Prompt:
Search the records that follow and extract every line containing the string "document".

Working data:
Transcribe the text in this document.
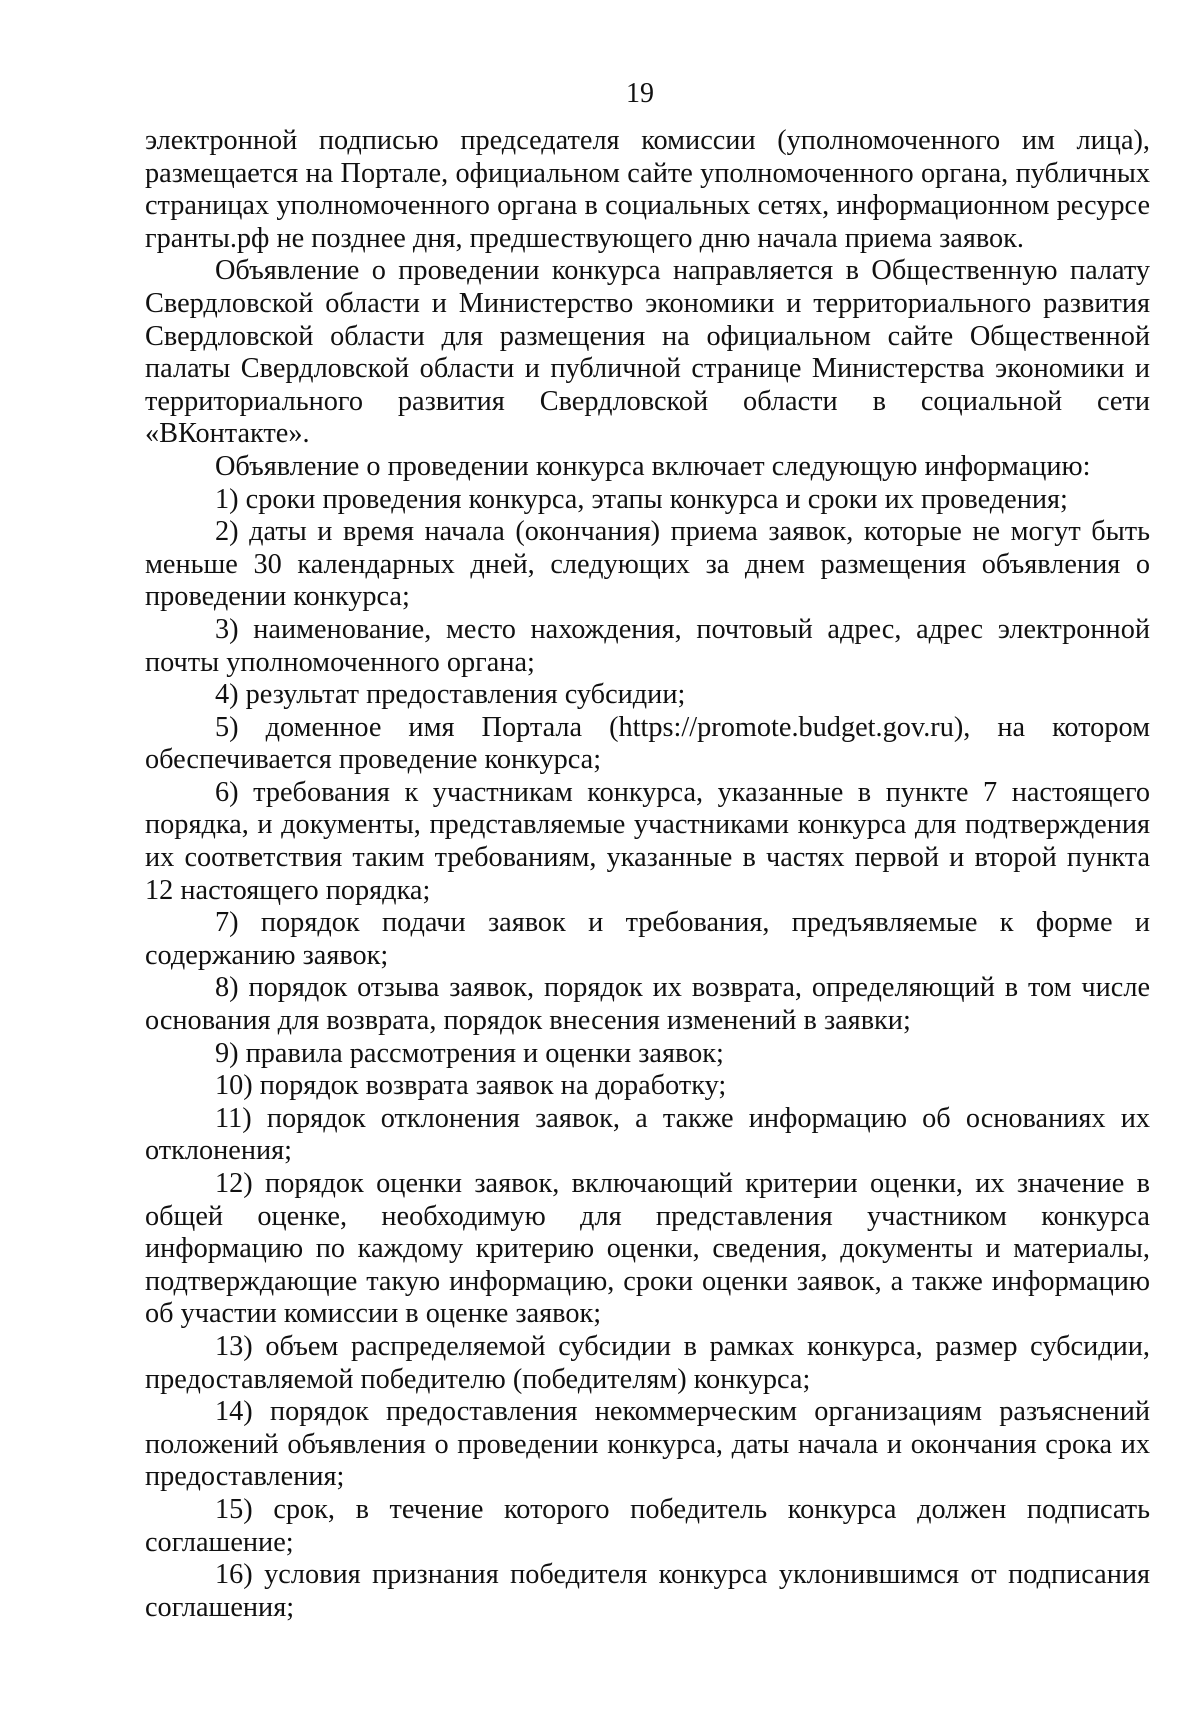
19

электронной подписью председателя комиссии (уполномоченного им лица), размещается на Портале, официальном сайте уполномоченного органа, публичных страницах уполномоченного органа в социальных сетях, информационном ресурсе гранты.рф не позднее дня, предшествующего дню начала приема заявок.

Объявление о проведении конкурса направляется в Общественную палату Свердловской области и Министерство экономики и территориального развития Свердловской области для размещения на официальном сайте Общественной палаты Свердловской области и публичной странице Министерства экономики и территориального развития Свердловской области в социальной сети «ВКонтакте».

Объявление о проведении конкурса включает следующую информацию:

1) сроки проведения конкурса, этапы конкурса и сроки их проведения;

2) даты и время начала (окончания) приема заявок, которые не могут быть меньше 30 календарных дней, следующих за днем размещения объявления о проведении конкурса;

3) наименование, место нахождения, почтовый адрес, адрес электронной почты уполномоченного органа;

4) результат предоставления субсидии;

5) доменное имя Портала (https://promote.budget.gov.ru), на котором обеспечивается проведение конкурса;

6) требования к участникам конкурса, указанные в пункте 7 настоящего порядка, и документы, представляемые участниками конкурса для подтверждения их соответствия таким требованиям, указанные в частях первой и второй пункта 12 настоящего порядка;

7) порядок подачи заявок и требования, предъявляемые к форме и содержанию заявок;

8) порядок отзыва заявок, порядок их возврата, определяющий в том числе основания для возврата, порядок внесения изменений в заявки;

9) правила рассмотрения и оценки заявок;

10) порядок возврата заявок на доработку;

11) порядок отклонения заявок, а также информацию об основаниях их отклонения;

12) порядок оценки заявок, включающий критерии оценки, их значение в общей оценке, необходимую для представления участником конкурса информацию по каждому критерию оценки, сведения, документы и материалы, подтверждающие такую информацию, сроки оценки заявок, а также информацию об участии комиссии в оценке заявок;

13) объем распределяемой субсидии в рамках конкурса, размер субсидии, предоставляемой победителю (победителям) конкурса;

14) порядок предоставления некоммерческим организациям разъяснений положений объявления о проведении конкурса, даты начала и окончания срока их предоставления;

15) срок, в течение которого победитель конкурса должен подписать соглашение;

16) условия признания победителя конкурса уклонившимся от подписания соглашения;
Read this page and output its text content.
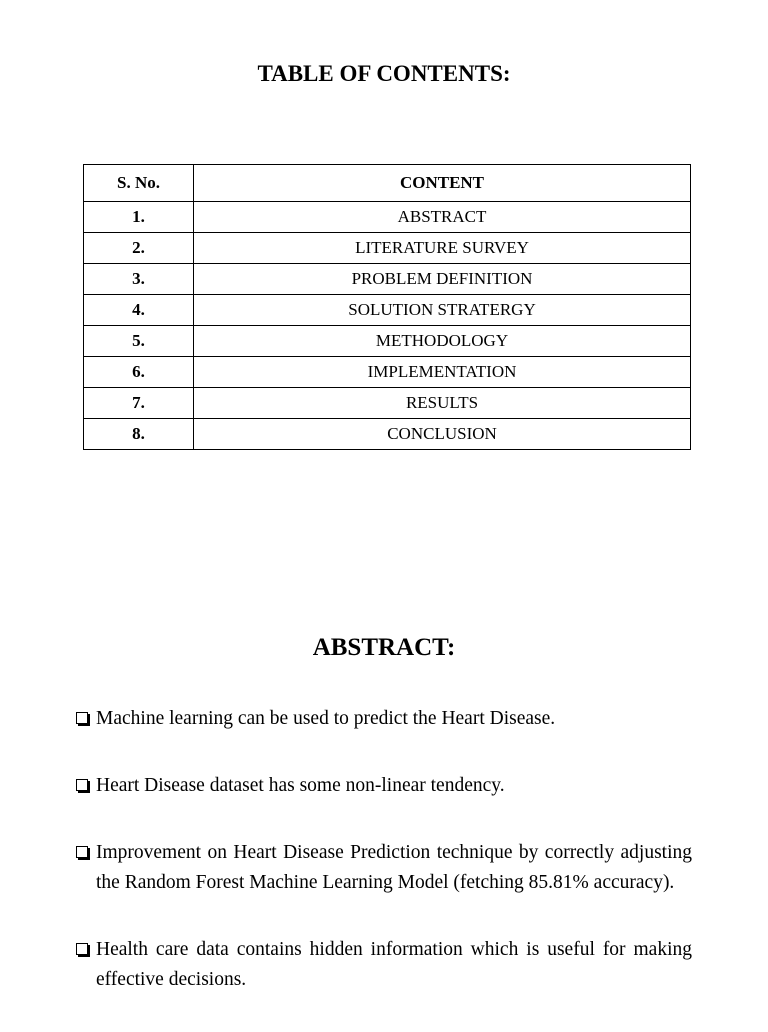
TABLE OF CONTENTS:
S. No.	CONTENT
1.	ABSTRACT
2.	LITERATURE SURVEY
3.	PROBLEM DEFINITION
4.	SOLUTION STRATERGY
5.	METHODOLOGY
6.	IMPLEMENTATION
7.	RESULTS
8.	CONCLUSION
ABSTRACT:
Machine learning can be used to predict the Heart Disease.
Heart Disease dataset has some non-linear tendency.
Improvement on Heart Disease Prediction technique by correctly adjusting the Random Forest Machine Learning Model (fetching 85.81% accuracy).
Health care data contains hidden information which is useful for making effective decisions.
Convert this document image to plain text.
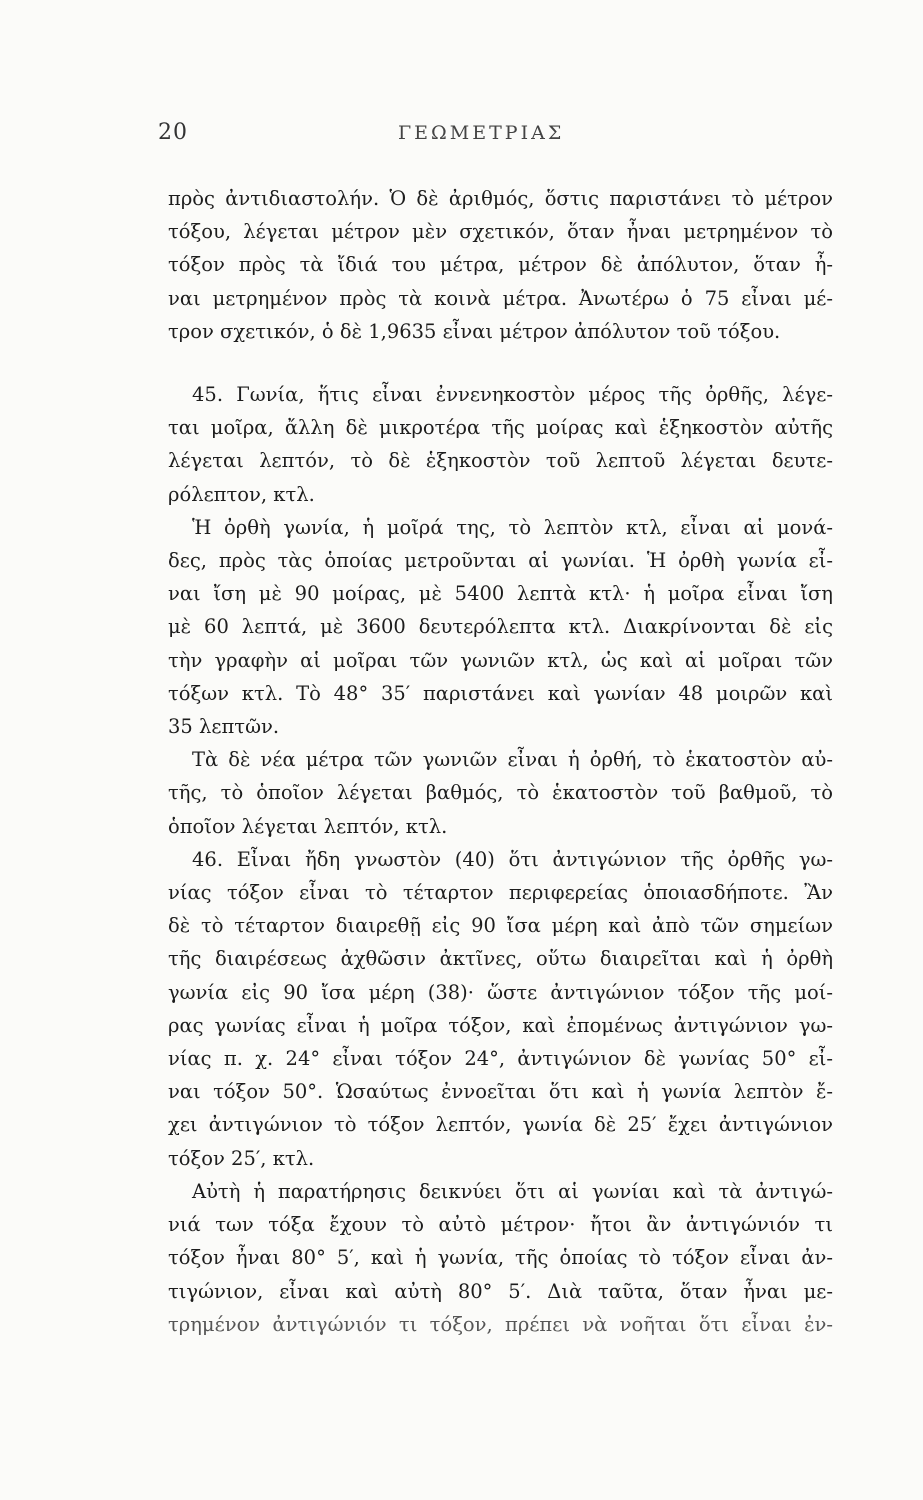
20	ΓΕΩΜΕΤΡΙΑΣ
πρὸς ἀντιδιαστολήν. Ὁ δὲ ἀριθμός, ὅστις παριστάνει τὸ μέτρον
τόξου, λέγεται μέτρον μὲν σχετικόν, ὅταν ἦναι μετρημένον τὸ
τόξον πρὸς τὰ ἴδιά του μέτρα, μέτρον δὲ ἀπόλυτον, ὅταν ἦ-
ναι μετρημένον πρὸς τὰ κοινὰ μέτρα. Ἀνωτέρω ὁ 75 εἶναι μέ-
τρον σχετικόν, ὁ δὲ 1,9635 εἶναι μέτρον ἀπόλυτον τοῦ τόξου.
45. Γωνία, ἥτις εἶναι ἐννενηκοστὸν μέρος τῆς ὀρθῆς, λέγε-
ται μοῖρα, ἄλλη δὲ μικροτέρα τῆς μοίρας καὶ ἑξηκοστὸν αὐτῆς
λέγεται λεπτόν, τὸ δὲ ἑξηκοστὸν τοῦ λεπτοῦ λέγεται δευτε-
ρόλεπτον, κτλ.
Ἡ ὀρθὴ γωνία, ἡ μοῖρά της, τὸ λεπτὸν κτλ, εἶναι αἱ μονά-
δες, πρὸς τὰς ὁποίας μετροῦνται αἱ γωνίαι. Ἡ ὀρθὴ γωνία εἶ-
ναι ἴση μὲ 90 μοίρας, μὲ 5400 λεπτὰ κτλ· ἡ μοῖρα εἶναι ἴση
μὲ 60 λεπτά, μὲ 3600 δευτερόλεπτα κτλ. Διακρίνονται δὲ εἰς
τὴν γραφὴν αἱ μοῖραι τῶν γωνιῶν κτλ, ὡς καὶ αἱ μοῖραι τῶν
τόξων κτλ. Τὸ 48° 35′ παριστάνει καὶ γωνίαν 48 μοιρῶν καὶ
35 λεπτῶν.
Τὰ δὲ νέα μέτρα τῶν γωνιῶν εἶναι ἡ ὀρθή, τὸ ἑκατοστὸν αὐ-
τῆς, τὸ ὁποῖον λέγεται βαθμός, τὸ ἑκατοστὸν τοῦ βαθμοῦ, τὸ
ὁποῖον λέγεται λεπτόν, κτλ.
46. Εἶναι ἤδη γνωστὸν (40) ὅτι ἀντιγώνιον τῆς ὀρθῆς γω-
νίας τόξον εἶναι τὸ τέταρτον περιφερείας ὁποιασδήποτε. Ἂν
δὲ τὸ τέταρτον διαιρεθῇ εἰς 90 ἴσα μέρη καὶ ἀπὸ τῶν σημείων
τῆς διαιρέσεως ἀχθῶσιν ἀκτῖνες, οὕτω διαιρεῖται καὶ ἡ ὀρθὴ
γωνία εἰς 90 ἴσα μέρη (38)· ὥστε ἀντιγώνιον τόξον τῆς μοί-
ρας γωνίας εἶναι ἡ μοῖρα τόξον, καὶ ἐπομένως ἀντιγώνιον γω-
νίας π. χ. 24° εἶναι τόξον 24°, ἀντιγώνιον δὲ γωνίας 50° εἶ-
ναι τόξον 50°. Ὡσαύτως ἐννοεῖται ὅτι καὶ ἡ γωνία λεπτὸν ἔ-
χει ἀντιγώνιον τὸ τόξον λεπτόν, γωνία δὲ 25′ ἔχει ἀντιγώνιον
τόξον 25′, κτλ.
Αὐτὴ ἡ παρατήρησις δεικνύει ὅτι αἱ γωνίαι καὶ τὰ ἀντιγώ-
νιά των τόξα ἔχουν τὸ αὐτὸ μέτρον· ἤτοι ἂν ἀντιγώνιόν τι
τόξον ἦναι 80° 5′, καὶ ἡ γωνία, τῆς ὁποίας τὸ τόξον εἶναι ἀν-
τιγώνιον, εἶναι καὶ αὐτὴ 80° 5′. Διὰ ταῦτα, ὅταν ἦναι με-
τρημένον ἀντιγώνιόν τι τόξον, πρέπει νὰ νοῆται ὅτι εἶναι ἐν-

Answer to the task:
Transcribe the text in this document.
Convert this document image to plain text.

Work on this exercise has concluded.